Instructions for the task: Restate the records below word for word.

Records for this exercise:
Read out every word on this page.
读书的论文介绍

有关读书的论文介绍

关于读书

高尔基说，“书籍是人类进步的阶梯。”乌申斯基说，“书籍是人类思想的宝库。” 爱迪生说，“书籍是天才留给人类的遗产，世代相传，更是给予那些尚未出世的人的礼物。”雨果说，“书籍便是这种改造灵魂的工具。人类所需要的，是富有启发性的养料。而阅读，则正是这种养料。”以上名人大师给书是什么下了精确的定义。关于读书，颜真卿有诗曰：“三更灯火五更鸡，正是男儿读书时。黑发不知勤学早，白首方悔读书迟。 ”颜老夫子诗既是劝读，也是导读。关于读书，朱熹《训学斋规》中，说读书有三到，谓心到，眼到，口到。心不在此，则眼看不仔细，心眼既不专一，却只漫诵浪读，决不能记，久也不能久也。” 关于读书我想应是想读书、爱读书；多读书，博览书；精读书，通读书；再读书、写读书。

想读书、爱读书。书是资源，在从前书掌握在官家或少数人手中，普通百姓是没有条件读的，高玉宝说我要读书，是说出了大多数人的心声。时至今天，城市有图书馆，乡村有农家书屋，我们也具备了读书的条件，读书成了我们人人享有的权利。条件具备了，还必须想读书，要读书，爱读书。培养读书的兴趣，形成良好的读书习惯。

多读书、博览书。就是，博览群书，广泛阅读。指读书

Correct answer:
Read out every word on this page.
读书的论文介绍

有关读书的论文介绍

关于读书

高尔基说，“书籍是人类进步的阶梯。”乌申斯基说，“书籍是人类思想的宝库。” 爱迪生说，“书籍是天才留给人类的遗产，世代相传，更是给予那些尚未出世的人的礼物。”雨果说，“书籍便是这种改造灵魂的工具。人类所需要的，是富有启发性的养料。而阅读，则正是这种养料。”以上名人大师给书是什么下了精确的定义。关于读书，颜真卿有诗曰：“三更灯火五更鸡，正是男儿读书时。黑发不知勤学早，白首方悔读书迟。 ”颜老夫子诗既是劝读，也是导读。关于读书，朱熹《训学斋规》中，说读书有三到，谓心到，眼到，口到。心不在此，则眼看不仔细，心眼既不专一，却只漫诵浪读，决不能记，久也不能久也。” 关于读书我想应是想读书、爱读书；多读书，博览书；精读书，通读书；再读书、写读书。

想读书、爱读书。书是资源，在从前书掌握在官家或少数人手中，普通百姓是没有条件读的，高玉宝说我要读书，是说出了大多数人的心声。时至今天，城市有图书馆，乡村有农家书屋，我们也具备了读书的条件，读书成了我们人人享有的权利。条件具备了，还必须想读书，要读书，爱读书。培养读书的兴趣，形成良好的读书习惯。

多读书、博览书。就是，博览群书，广泛阅读。指读书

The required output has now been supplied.